Given problem: Gather all lines containing the string "돈봉투를" and copy them out.

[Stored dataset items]

● ● ● ● ●

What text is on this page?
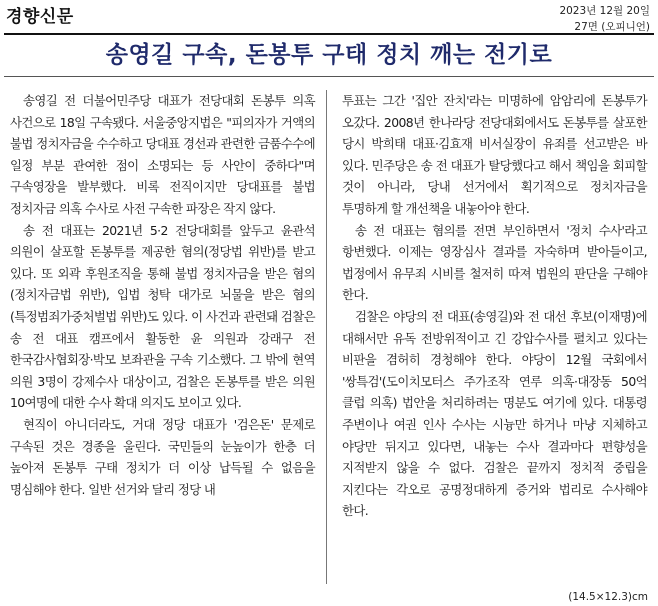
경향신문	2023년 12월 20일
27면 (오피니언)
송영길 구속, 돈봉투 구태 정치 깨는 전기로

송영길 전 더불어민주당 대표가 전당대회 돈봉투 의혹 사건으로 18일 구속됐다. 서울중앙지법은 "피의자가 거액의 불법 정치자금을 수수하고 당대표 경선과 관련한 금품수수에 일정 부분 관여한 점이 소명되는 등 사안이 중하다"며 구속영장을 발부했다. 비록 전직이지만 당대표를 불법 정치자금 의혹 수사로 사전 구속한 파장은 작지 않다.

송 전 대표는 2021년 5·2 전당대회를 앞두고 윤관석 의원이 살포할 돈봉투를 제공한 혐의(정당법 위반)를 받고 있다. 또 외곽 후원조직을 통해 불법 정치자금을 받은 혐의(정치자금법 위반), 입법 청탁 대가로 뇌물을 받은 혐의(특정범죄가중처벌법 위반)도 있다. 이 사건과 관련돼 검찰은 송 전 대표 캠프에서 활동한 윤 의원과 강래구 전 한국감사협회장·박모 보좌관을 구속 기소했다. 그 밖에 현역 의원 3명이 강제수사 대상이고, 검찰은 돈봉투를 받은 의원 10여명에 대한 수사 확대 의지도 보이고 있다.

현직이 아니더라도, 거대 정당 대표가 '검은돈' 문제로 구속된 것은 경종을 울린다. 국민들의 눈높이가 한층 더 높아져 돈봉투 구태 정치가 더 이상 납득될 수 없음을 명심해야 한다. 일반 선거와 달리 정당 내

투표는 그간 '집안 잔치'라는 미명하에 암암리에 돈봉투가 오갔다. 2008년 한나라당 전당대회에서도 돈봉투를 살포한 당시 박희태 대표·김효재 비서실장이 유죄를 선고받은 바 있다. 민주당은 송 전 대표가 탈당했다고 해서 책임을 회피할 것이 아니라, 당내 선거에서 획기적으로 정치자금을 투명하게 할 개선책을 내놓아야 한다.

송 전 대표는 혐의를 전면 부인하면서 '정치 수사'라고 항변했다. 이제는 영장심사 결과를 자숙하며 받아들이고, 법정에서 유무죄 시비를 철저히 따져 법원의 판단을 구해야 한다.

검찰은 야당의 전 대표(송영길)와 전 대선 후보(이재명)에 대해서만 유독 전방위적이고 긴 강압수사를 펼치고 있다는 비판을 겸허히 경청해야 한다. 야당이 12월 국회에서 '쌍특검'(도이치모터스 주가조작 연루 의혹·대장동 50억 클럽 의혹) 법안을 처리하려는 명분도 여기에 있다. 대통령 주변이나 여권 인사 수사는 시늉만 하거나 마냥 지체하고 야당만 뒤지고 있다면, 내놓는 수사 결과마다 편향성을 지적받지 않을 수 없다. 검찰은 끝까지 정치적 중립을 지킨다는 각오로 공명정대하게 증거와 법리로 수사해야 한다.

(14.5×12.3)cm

● ● ● ● ●

Answer in full:
송 전 대표는 2021년 5·2 전당대회를 앞두고 윤관석 의원이 살포할 돈봉투를 제공한 혐의(정당법 위반)를 받고 있다. 또 외곽 후원조직을 통해 불법 정치자금을 받은 혐의(정치자금법 위반), 입법 청탁 대가로 뇌물을 받은 혐의(특정범죄가중처벌법 위반)도 있다. 이 사건과 관련돼 검찰은 송 전 대표 캠프에서 활동한 윤 의원과 강래구 전 한국감사협회장·박모 보좌관을 구속 기소했다. 그 밖에 현역 의원 3명이 강제수사 대상이고, 검찰은 돈봉투를 받은 의원 10여명에 대한 수사 확대 의지도 보이고 있다.
투표는 그간 '집안 잔치'라는 미명하에 암암리에 돈봉투가 오갔다. 2008년 한나라당 전당대회에서도 돈봉투를 살포한 당시 박희태 대표·김효재 비서실장이 유죄를 선고받은 바 있다. 민주당은 송 전 대표가 탈당했다고 해서 책임을 회피할 것이 아니라, 당내 선거에서 획기적으로 정치자금을 투명하게 할 개선책을 내놓아야 한다.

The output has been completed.